> [EXERCISE DETAILS]
In the entries below, find every line with "JSON" and copy it.

[Records about charts and figures]
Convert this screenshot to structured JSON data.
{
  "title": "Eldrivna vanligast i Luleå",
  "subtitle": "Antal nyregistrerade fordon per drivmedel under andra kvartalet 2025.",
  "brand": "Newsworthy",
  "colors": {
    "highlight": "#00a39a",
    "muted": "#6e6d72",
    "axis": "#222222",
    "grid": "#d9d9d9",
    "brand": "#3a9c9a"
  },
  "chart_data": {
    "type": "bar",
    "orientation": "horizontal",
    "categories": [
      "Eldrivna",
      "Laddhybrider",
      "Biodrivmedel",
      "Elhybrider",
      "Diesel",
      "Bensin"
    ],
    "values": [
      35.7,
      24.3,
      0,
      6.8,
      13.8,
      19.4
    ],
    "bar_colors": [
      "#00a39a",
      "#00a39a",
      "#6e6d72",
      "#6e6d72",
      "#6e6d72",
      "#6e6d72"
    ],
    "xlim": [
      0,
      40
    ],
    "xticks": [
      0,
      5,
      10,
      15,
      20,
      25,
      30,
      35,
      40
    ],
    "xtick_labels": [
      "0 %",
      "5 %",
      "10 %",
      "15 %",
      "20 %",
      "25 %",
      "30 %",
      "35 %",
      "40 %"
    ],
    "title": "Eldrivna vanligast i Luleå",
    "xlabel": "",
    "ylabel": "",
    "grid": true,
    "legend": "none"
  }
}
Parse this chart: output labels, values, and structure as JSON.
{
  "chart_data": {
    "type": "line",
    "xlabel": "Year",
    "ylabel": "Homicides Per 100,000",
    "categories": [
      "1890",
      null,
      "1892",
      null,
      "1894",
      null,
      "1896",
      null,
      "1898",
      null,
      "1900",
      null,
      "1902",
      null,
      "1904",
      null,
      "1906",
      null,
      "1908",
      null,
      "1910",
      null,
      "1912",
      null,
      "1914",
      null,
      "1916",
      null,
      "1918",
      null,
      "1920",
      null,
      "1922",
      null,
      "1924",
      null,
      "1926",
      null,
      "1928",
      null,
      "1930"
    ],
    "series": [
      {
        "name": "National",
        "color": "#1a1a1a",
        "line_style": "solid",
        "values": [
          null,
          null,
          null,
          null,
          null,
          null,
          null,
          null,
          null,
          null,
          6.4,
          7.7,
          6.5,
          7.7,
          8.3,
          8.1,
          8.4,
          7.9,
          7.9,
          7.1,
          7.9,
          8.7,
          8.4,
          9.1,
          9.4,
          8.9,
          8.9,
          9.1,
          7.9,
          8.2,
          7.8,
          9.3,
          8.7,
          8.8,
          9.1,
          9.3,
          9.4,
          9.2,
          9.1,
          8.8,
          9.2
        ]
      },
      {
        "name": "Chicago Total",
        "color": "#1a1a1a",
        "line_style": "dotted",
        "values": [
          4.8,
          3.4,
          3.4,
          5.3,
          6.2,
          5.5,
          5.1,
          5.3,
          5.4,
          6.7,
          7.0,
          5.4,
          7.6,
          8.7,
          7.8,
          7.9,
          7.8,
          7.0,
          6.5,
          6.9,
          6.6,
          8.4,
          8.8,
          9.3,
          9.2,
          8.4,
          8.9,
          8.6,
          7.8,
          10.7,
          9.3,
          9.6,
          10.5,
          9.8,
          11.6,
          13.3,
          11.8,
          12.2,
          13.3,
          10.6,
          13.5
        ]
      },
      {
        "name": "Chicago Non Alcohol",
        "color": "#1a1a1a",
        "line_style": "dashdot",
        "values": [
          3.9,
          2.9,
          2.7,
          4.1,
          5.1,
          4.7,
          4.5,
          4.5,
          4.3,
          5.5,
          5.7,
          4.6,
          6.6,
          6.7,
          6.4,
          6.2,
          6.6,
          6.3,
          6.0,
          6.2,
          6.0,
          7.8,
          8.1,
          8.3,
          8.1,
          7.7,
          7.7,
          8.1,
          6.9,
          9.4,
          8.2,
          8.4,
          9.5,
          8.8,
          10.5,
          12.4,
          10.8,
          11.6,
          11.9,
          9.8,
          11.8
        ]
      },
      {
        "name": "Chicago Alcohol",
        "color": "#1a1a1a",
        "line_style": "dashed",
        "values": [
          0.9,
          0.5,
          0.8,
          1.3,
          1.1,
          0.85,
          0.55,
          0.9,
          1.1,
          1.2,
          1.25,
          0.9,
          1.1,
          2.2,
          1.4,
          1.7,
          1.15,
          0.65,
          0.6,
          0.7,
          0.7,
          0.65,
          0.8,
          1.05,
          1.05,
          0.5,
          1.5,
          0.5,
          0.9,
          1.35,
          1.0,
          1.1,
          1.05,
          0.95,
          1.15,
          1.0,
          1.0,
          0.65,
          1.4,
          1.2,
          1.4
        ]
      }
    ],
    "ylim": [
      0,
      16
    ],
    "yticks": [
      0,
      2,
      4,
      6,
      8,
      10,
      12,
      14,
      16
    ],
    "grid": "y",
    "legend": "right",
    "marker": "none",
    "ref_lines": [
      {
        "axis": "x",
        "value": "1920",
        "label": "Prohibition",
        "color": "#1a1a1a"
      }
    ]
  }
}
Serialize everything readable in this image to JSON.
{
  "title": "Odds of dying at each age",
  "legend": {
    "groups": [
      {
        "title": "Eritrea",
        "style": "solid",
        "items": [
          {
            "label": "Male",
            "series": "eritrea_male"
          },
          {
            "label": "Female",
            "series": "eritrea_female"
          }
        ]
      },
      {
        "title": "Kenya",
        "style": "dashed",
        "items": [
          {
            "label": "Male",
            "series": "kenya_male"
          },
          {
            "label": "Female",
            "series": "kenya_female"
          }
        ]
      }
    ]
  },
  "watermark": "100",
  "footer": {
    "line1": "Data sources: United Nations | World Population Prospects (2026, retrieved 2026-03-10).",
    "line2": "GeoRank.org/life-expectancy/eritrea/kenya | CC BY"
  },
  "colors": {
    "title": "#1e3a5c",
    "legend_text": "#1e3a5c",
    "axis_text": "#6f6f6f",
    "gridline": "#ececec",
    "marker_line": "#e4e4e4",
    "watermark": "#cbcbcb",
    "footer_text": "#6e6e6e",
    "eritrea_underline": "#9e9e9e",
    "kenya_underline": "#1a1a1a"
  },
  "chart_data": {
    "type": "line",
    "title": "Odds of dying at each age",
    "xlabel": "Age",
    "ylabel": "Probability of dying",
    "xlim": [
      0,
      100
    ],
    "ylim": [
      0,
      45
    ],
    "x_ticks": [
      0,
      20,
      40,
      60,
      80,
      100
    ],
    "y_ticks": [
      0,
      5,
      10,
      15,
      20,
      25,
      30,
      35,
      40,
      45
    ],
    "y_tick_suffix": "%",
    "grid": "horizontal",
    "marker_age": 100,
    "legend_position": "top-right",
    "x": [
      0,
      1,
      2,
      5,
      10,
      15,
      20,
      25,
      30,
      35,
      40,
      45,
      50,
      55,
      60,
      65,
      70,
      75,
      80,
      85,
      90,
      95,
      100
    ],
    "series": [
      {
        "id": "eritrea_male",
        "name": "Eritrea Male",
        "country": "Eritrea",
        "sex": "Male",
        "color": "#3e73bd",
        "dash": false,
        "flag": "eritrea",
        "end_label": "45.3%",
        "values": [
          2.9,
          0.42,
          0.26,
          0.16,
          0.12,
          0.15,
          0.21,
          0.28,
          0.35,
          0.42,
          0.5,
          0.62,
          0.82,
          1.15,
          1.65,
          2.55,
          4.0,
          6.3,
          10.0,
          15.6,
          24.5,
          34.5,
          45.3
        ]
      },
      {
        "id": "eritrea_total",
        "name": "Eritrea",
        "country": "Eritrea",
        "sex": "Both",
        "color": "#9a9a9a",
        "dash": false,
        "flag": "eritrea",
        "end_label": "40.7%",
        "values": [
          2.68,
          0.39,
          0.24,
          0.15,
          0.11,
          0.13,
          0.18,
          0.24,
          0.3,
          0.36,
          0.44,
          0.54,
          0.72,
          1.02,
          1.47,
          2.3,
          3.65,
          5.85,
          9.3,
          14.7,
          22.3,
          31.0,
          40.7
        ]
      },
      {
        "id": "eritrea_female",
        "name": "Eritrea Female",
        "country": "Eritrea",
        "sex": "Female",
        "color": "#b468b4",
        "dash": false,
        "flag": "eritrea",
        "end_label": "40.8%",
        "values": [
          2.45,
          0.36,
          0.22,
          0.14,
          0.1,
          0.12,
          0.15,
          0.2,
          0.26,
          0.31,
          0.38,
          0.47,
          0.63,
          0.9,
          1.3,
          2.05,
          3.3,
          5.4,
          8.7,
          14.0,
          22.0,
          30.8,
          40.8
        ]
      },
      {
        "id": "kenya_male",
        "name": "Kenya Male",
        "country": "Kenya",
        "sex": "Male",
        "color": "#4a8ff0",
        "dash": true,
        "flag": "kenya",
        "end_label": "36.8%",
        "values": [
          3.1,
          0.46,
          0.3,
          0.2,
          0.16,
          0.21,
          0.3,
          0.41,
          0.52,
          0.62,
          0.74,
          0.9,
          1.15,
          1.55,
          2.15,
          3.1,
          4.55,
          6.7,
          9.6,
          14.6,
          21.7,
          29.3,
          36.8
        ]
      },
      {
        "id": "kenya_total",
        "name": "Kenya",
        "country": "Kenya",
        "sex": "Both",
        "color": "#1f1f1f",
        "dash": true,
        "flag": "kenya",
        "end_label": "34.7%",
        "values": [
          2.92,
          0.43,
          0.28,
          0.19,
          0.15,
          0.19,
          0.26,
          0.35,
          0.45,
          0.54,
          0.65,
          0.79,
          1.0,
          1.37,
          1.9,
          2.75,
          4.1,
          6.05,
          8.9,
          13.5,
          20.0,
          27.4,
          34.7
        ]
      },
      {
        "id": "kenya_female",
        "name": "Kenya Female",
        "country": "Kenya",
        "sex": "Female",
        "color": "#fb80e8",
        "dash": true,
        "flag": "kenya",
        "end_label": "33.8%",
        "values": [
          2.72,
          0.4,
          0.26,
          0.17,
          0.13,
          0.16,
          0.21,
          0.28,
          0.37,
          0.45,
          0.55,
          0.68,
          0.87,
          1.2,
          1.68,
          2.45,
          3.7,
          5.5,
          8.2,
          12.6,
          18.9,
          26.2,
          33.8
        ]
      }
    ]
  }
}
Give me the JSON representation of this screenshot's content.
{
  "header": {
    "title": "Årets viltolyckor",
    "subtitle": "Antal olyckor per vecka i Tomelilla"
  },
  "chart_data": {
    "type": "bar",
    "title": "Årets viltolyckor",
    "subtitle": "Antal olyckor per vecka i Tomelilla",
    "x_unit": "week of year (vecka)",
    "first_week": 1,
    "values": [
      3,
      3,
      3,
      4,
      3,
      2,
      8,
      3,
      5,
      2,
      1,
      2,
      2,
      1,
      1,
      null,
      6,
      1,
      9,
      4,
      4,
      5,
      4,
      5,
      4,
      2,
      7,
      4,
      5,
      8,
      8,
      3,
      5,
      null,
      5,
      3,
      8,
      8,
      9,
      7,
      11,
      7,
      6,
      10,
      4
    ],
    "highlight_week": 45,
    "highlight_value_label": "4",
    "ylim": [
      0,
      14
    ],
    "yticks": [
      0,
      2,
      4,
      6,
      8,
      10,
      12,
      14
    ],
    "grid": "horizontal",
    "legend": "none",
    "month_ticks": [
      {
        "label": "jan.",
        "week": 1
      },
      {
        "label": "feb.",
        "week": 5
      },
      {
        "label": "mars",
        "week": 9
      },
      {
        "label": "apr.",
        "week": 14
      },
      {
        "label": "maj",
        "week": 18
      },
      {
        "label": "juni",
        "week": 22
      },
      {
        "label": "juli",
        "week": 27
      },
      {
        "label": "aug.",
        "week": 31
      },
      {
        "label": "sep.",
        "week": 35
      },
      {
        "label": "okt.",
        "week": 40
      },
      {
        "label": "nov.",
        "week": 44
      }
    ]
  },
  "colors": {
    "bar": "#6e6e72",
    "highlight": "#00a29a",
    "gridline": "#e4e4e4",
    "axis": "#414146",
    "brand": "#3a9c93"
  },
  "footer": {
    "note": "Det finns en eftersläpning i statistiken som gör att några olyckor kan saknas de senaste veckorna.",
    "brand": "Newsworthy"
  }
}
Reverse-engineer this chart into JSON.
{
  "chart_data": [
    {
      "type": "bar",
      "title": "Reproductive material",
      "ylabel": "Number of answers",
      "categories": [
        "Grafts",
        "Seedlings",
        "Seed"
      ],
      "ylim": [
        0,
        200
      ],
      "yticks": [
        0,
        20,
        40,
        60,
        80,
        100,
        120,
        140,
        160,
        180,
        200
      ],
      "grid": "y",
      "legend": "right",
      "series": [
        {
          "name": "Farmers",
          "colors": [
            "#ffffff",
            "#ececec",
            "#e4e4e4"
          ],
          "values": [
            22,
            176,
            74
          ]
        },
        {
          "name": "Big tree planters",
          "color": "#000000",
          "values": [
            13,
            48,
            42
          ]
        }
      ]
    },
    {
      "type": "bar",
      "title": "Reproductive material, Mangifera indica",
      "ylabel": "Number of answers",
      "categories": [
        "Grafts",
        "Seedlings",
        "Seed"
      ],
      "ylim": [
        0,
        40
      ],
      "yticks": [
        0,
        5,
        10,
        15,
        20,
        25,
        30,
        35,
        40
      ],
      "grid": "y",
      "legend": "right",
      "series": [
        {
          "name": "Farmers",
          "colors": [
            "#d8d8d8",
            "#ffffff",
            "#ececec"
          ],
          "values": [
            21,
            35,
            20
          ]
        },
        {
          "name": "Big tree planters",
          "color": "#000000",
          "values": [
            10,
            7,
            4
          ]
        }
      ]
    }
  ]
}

> [SOLUTION FOR THIS PROBLEM]
Convert this screenshot to structured JSON data.
Parse this chart: output labels, values, and structure as JSON.
Serialize everything readable in this image to JSON.
Give me the JSON representation of this screenshot's content.
Reverse-engineer this chart into JSON.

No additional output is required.